[Rows from a figure dataset]
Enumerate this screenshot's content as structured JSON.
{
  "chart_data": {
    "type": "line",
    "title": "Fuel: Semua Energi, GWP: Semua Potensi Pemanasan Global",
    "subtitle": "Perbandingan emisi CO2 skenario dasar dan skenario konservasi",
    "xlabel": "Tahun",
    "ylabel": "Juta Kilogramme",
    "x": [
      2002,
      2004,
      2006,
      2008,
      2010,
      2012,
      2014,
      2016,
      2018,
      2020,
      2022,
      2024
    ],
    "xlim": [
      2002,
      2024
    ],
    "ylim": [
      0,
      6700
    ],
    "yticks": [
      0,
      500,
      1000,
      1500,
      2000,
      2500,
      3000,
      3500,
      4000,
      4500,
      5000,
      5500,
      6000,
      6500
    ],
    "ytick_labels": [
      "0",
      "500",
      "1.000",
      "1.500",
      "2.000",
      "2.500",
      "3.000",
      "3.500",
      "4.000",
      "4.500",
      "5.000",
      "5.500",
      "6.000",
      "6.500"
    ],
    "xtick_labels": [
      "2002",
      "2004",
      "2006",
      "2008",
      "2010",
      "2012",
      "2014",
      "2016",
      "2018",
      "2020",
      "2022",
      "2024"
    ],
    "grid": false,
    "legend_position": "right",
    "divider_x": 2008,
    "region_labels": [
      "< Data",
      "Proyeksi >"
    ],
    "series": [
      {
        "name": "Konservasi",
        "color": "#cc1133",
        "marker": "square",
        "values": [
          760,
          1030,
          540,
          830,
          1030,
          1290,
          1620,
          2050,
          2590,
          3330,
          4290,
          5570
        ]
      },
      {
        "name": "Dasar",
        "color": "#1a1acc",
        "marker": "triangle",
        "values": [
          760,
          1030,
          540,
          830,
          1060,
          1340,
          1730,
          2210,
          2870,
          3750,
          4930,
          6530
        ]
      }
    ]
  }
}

▶ **Brief**
In this exercise, repeat all entries exactly.

▶ **Full solution**
Enumerate this screenshot's content as structured JSON.
{
  "chart_data": {
    "type": "line",
    "title": "Fuel: Semua Energi, GWP: Semua Potensi Pemanasan Global",
    "subtitle": "Perbandingan emisi CO2 skenario dasar dan skenario konservasi",
    "xlabel": "Tahun",
    "ylabel": "Juta Kilogramme",
    "x": [
      2002,
      2004,
      2006,
      2008,
      2010,
      2012,
      2014,
      2016,
      2018,
      2020,
      2022,
      2024
    ],
    "xlim": [
      2002,
      2024
    ],
    "ylim": [
      0,
      6700
    ],
    "yticks": [
      0,
      500,
      1000,
      1500,
      2000,
      2500,
      3000,
      3500,
      4000,
      4500,
      5000,
      5500,
      6000,
      6500
    ],
    "ytick_labels": [
      "0",
      "500",
      "1.000",
      "1.500",
      "2.000",
      "2.500",
      "3.000",
      "3.500",
      "4.000",
      "4.500",
      "5.000",
      "5.500",
      "6.000",
      "6.500"
    ],
    "xtick_labels": [
      "2002",
      "2004",
      "2006",
      "2008",
      "2010",
      "2012",
      "2014",
      "2016",
      "2018",
      "2020",
      "2022",
      "2024"
    ],
    "grid": false,
    "legend_position": "right",
    "divider_x": 2008,
    "region_labels": [
      "< Data",
      "Proyeksi >"
    ],
    "series": [
      {
        "name": "Konservasi",
        "color": "#cc1133",
        "marker": "square",
        "values": [
          760,
          1030,
          540,
          830,
          1030,
          1290,
          1620,
          2050,
          2590,
          3330,
          4290,
          5570
        ]
      },
      {
        "name": "Dasar",
        "color": "#1a1acc",
        "marker": "triangle",
        "values": [
          760,
          1030,
          540,
          830,
          1060,
          1340,
          1730,
          2210,
          2870,
          3750,
          4930,
          6530
        ]
      }
    ]
  }
}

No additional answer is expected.